--- TEXT SEGMENT Enclosed Below ---

OutdoorApathy · 16/04/2019 16:20

My DH insists we still go out and try to teach them to behave well.

I don't believe this will work. You have to be as strict with them at home as you would out and about else you've already lost.

DH is always undermining me re table manners at home and I HATE eating out with the DC. And mine are much older.

NoHolidaysforyou · 16/04/2019 16:21

I feel like our kids would be the worst at Pizza Express Blush

OP posts:
NerrSnerr · 16/04/2019 16:21

God no. We could just about take my eldest out for meals as she was the quietest and calmest toddler. There is no chance with my youngest. He won't sit in a high chair, won't stay on a normal chair, wants to climb on the table etc. Too much hard work.

SandyY2K · 16/04/2019 16:21

Let him take them by himself.

--- End of Enclosed TEXT SEGMENT ---
--- SOURCE DATA Enclosed Below ---

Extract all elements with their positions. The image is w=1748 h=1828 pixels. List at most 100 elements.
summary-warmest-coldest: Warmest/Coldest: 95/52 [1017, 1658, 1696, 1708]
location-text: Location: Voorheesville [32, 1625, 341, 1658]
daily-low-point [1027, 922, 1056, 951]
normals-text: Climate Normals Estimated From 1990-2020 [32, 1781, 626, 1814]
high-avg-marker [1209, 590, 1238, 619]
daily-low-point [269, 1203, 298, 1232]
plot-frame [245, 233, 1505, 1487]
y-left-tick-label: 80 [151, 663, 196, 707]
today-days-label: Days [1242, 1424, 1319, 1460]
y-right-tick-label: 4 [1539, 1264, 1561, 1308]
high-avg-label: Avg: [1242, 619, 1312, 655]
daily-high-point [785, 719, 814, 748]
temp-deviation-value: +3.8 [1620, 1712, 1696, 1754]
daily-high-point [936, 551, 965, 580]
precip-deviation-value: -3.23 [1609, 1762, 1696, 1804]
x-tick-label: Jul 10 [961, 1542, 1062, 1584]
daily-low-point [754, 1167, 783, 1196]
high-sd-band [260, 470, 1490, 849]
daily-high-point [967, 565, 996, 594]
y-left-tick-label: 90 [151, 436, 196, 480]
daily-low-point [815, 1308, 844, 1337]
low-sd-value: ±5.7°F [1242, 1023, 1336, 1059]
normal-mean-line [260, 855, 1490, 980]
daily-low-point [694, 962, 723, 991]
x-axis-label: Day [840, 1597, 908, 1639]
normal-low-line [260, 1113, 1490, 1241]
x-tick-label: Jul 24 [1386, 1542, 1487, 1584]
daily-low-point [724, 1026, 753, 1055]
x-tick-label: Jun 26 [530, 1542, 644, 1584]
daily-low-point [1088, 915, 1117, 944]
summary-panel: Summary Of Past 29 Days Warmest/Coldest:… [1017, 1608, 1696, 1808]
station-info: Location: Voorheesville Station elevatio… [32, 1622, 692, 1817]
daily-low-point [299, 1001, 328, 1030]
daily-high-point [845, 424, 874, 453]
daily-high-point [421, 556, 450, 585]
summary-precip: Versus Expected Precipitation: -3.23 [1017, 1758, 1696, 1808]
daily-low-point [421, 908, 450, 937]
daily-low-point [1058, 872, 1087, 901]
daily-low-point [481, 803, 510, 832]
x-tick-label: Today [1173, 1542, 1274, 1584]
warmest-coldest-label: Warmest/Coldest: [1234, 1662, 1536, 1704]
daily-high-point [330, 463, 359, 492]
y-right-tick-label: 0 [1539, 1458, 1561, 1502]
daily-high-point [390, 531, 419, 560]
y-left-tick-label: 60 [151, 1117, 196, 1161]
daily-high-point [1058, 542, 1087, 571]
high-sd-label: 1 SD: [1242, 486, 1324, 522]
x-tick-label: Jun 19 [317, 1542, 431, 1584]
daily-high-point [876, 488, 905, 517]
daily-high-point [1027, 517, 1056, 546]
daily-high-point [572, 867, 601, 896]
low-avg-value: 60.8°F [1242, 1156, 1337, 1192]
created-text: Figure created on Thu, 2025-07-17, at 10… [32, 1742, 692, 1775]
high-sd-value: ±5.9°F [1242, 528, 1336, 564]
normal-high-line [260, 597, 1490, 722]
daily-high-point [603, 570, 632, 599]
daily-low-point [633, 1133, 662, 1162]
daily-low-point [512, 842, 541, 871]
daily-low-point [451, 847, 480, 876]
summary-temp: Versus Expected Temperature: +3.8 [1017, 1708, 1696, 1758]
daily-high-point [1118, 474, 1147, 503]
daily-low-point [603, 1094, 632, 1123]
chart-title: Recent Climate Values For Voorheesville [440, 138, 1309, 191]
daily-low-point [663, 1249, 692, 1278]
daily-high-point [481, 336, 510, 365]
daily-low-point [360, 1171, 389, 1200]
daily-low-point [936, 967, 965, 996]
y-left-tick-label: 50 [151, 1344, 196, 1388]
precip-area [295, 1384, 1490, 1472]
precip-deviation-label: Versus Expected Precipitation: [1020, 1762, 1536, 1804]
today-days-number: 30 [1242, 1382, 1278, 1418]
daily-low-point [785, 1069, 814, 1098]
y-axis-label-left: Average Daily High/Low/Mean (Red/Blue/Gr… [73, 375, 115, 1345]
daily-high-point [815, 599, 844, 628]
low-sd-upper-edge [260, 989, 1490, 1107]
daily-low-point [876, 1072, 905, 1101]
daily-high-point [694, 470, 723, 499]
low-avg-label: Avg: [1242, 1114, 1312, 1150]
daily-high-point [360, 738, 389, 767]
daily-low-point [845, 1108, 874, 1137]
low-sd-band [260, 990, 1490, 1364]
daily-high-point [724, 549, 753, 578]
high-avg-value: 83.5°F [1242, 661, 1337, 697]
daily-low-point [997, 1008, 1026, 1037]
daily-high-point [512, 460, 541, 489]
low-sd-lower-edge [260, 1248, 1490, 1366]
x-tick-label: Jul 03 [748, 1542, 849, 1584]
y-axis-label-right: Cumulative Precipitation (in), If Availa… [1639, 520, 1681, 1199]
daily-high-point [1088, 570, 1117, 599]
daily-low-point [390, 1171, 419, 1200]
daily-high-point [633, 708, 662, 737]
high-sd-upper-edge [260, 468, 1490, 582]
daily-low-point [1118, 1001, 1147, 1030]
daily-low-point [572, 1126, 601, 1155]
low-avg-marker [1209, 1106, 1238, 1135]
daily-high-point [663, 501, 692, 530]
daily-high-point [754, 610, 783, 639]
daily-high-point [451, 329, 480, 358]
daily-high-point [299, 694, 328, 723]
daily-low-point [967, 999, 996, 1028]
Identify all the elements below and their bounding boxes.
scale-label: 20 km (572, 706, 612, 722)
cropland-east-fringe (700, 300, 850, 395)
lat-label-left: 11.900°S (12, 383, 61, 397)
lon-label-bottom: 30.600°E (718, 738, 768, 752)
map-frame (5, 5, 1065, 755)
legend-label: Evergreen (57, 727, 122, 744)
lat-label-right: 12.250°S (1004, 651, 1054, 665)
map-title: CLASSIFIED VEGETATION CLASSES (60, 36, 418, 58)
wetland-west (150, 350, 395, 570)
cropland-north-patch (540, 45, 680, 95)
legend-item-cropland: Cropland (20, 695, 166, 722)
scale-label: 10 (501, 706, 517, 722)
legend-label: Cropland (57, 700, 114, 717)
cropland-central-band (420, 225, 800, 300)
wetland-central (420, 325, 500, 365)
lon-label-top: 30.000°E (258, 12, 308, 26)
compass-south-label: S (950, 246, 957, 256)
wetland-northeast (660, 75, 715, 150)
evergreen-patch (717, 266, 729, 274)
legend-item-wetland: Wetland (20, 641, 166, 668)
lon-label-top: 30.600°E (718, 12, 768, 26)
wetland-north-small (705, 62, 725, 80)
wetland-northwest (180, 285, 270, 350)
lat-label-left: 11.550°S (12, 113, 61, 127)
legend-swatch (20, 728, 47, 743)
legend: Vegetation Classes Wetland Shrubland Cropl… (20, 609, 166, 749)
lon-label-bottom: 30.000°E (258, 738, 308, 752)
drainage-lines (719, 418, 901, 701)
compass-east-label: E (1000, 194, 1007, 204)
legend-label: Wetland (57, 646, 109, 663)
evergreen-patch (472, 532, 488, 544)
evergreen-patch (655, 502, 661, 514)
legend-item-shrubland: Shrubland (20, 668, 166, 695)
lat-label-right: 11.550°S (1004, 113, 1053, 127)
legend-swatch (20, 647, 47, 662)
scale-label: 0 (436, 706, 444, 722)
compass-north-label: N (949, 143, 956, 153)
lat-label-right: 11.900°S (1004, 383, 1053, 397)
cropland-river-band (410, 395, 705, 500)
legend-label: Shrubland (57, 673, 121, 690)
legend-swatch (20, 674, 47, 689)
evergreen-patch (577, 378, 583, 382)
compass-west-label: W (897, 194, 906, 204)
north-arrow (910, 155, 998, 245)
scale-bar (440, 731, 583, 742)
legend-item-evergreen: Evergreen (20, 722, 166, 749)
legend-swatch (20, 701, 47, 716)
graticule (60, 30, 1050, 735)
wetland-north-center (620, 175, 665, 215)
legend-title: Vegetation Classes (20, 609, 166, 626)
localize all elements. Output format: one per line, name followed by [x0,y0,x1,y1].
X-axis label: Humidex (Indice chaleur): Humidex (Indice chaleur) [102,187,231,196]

--- End of Enclosed SOURCE DATA ---

- _QUESTIONS TO ANSWER_
**1)** Summarize the forum thread in three sentences.
**2)** In the forum thread, what does NerrSnerr's youngest do or refuse to do at meals?
Answer using only the forum thread, not the entries.

- _SOLUTIONS FOR EACH TASK_
**1)** OutdoorApathy's DH insists on still going out to teach the children to behave. OutdoorApathy thinks this won't work without equal strictness at home, complains that DH undermines table manners at home, and hates eating out with the children. Other posters say their kids would be the worst at Pizza Express, that a youngest child who won't stay seated makes meals out too much hard work, and that DH should take the children by himself.

**2)** He won't sit in a high chair, won't stay on a normal chair, and wants to climb on the table.